**Problem details:** Repeat every record below exactly, but leave out any pictures.
---*---
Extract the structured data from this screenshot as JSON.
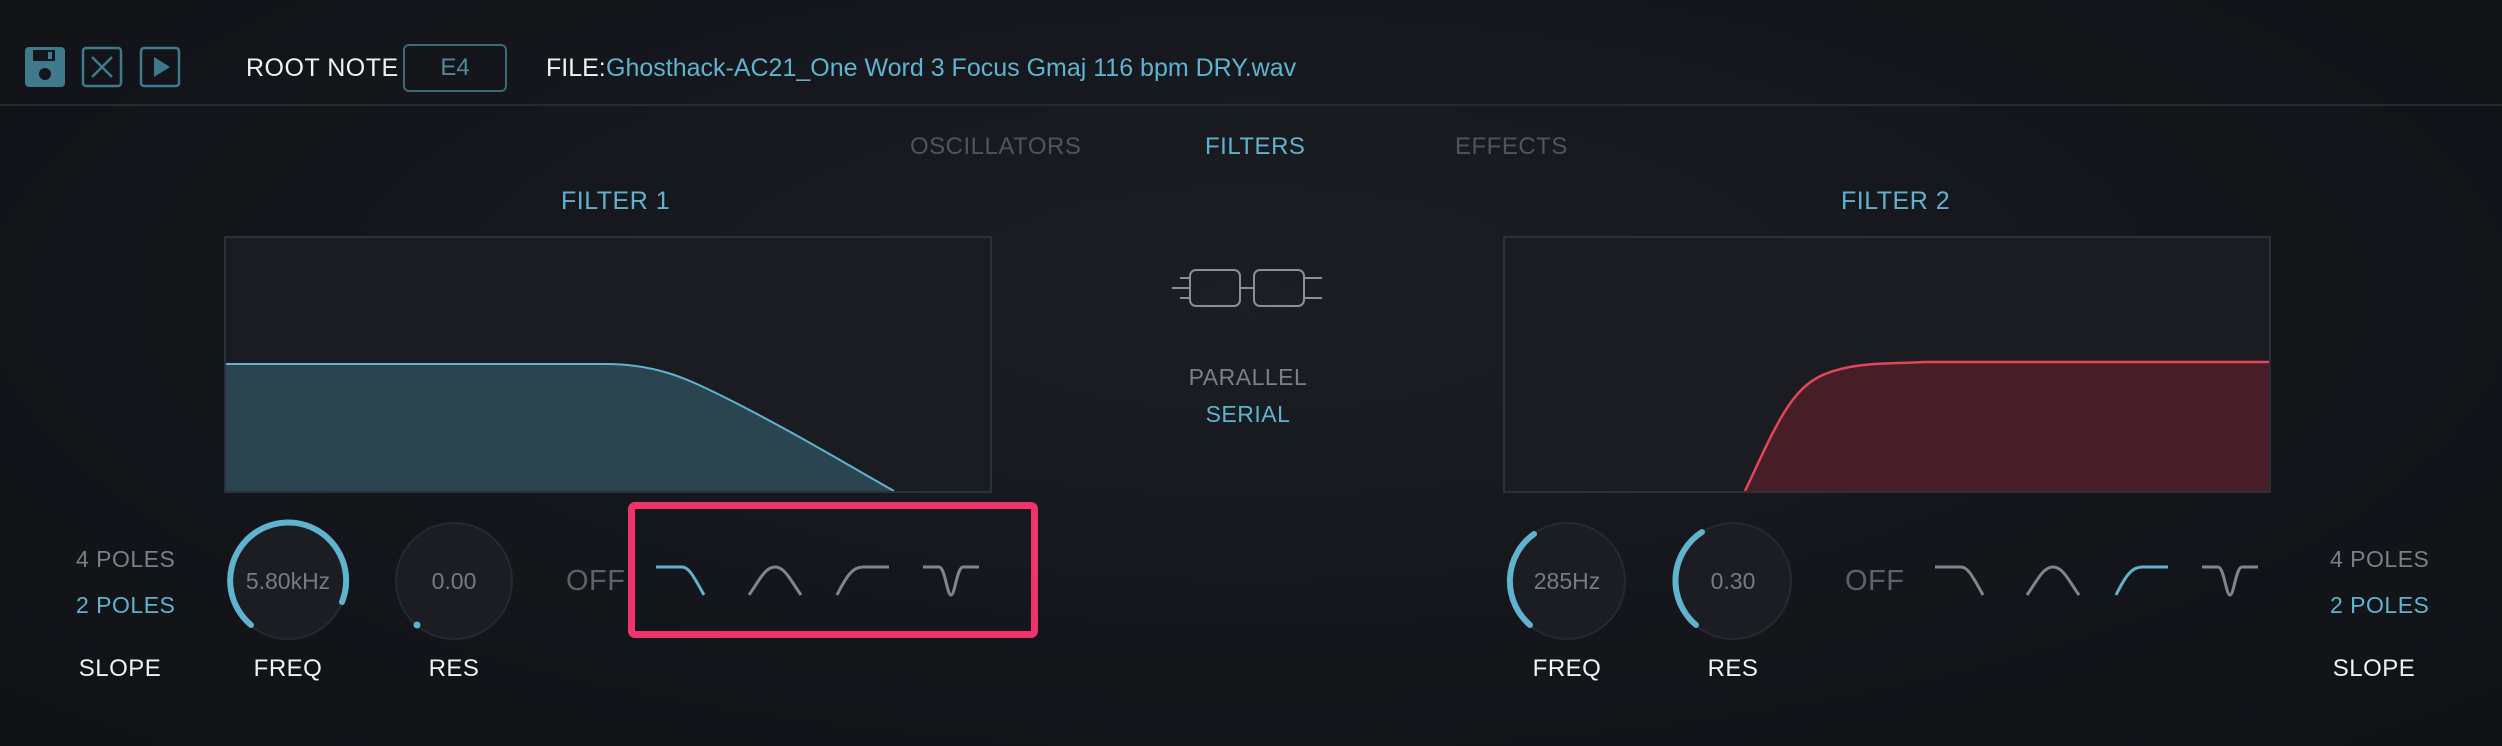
{
  "toolbar": {
    "save_icon": "save-icon",
    "close_icon": "close-icon",
    "play_icon": "play-icon",
    "root_note_label": "ROOT NOTE",
    "root_note_value": "E4",
    "file_label": "FILE:",
    "file_name": "Ghosthack-AC21_One Word 3 Focus Gmaj 116 bpm DRY.wav"
  },
  "tabs": [
    {
      "label": "OSCILLATORS",
      "active": false
    },
    {
      "label": "FILTERS",
      "active": true
    },
    {
      "label": "EFFECTS",
      "active": false
    }
  ],
  "routing": {
    "icon": "filter-routing-icon",
    "options": [
      {
        "label": "PARALLEL",
        "selected": false
      },
      {
        "label": "SERIAL",
        "selected": true
      }
    ]
  },
  "filter1": {
    "title": "FILTER 1",
    "slope_options": [
      {
        "label": "4 POLES",
        "selected": false
      },
      {
        "label": "2 POLES",
        "selected": true
      }
    ],
    "slope_label": "SLOPE",
    "freq": {
      "value": "5.80kHz",
      "label": "FREQ",
      "level": 0.72
    },
    "res": {
      "value": "0.00",
      "label": "RES",
      "level": 0.0
    },
    "off_label": "OFF",
    "types": [
      {
        "icon": "lowpass-icon",
        "selected": true
      },
      {
        "icon": "bandpass-icon",
        "selected": false
      },
      {
        "icon": "highpass-icon",
        "selected": false
      },
      {
        "icon": "notch-icon",
        "selected": false
      }
    ],
    "curve_color": "#5fb3cf"
  },
  "filter2": {
    "title": "FILTER 2",
    "slope_options": [
      {
        "label": "4 POLES",
        "selected": false
      },
      {
        "label": "2 POLES",
        "selected": true
      }
    ],
    "slope_label": "SLOPE",
    "freq": {
      "value": "285Hz",
      "label": "FREQ",
      "level": 0.3
    },
    "res": {
      "value": "0.30",
      "label": "RES",
      "level": 0.3
    },
    "off_label": "OFF",
    "types": [
      {
        "icon": "lowpass-icon",
        "selected": false
      },
      {
        "icon": "bandpass-icon",
        "selected": false
      },
      {
        "icon": "highpass-icon",
        "selected": true
      },
      {
        "icon": "notch-icon",
        "selected": false
      }
    ],
    "curve_color": "#e0475a"
  },
  "colors": {
    "accent": "#5fb3cf",
    "dim_text": "#50545c",
    "highlight": "#f0336a"
  }
}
---*---
**Task output:**
Extract the structured data from this screenshot as JSON.
{
  "toolbar": {
    "save_icon": "save-icon",
    "close_icon": "close-icon",
    "play_icon": "play-icon",
    "root_note_label": "ROOT NOTE",
    "root_note_value": "E4",
    "file_label": "FILE:",
    "file_name": "Ghosthack-AC21_One Word 3 Focus Gmaj 116 bpm DRY.wav"
  },
  "tabs": [
    {
      "label": "OSCILLATORS",
      "active": false
    },
    {
      "label": "FILTERS",
      "active": true
    },
    {
      "label": "EFFECTS",
      "active": false
    }
  ],
  "routing": {
    "icon": "filter-routing-icon",
    "options": [
      {
        "label": "PARALLEL",
        "selected": false
      },
      {
        "label": "SERIAL",
        "selected": true
      }
    ]
  },
  "filter1": {
    "title": "FILTER 1",
    "slope_options": [
      {
        "label": "4 POLES",
        "selected": false
      },
      {
        "label": "2 POLES",
        "selected": true
      }
    ],
    "slope_label": "SLOPE",
    "freq": {
      "value": "5.80kHz",
      "label": "FREQ",
      "level": 0.72
    },
    "res": {
      "value": "0.00",
      "label": "RES",
      "level": 0.0
    },
    "off_label": "OFF",
    "types": [
      {
        "icon": "lowpass-icon",
        "selected": true
      },
      {
        "icon": "bandpass-icon",
        "selected": false
      },
      {
        "icon": "highpass-icon",
        "selected": false
      },
      {
        "icon": "notch-icon",
        "selected": false
      }
    ],
    "curve_color": "#5fb3cf"
  },
  "filter2": {
    "title": "FILTER 2",
    "slope_options": [
      {
        "label": "4 POLES",
        "selected": false
      },
      {
        "label": "2 POLES",
        "selected": true
      }
    ],
    "slope_label": "SLOPE",
    "freq": {
      "value": "285Hz",
      "label": "FREQ",
      "level": 0.3
    },
    "res": {
      "value": "0.30",
      "label": "RES",
      "level": 0.3
    },
    "off_label": "OFF",
    "types": [
      {
        "icon": "lowpass-icon",
        "selected": false
      },
      {
        "icon": "bandpass-icon",
        "selected": false
      },
      {
        "icon": "highpass-icon",
        "selected": true
      },
      {
        "icon": "notch-icon",
        "selected": false
      }
    ],
    "curve_color": "#e0475a"
  },
  "colors": {
    "accent": "#5fb3cf",
    "dim_text": "#50545c",
    "highlight": "#f0336a"
  }
}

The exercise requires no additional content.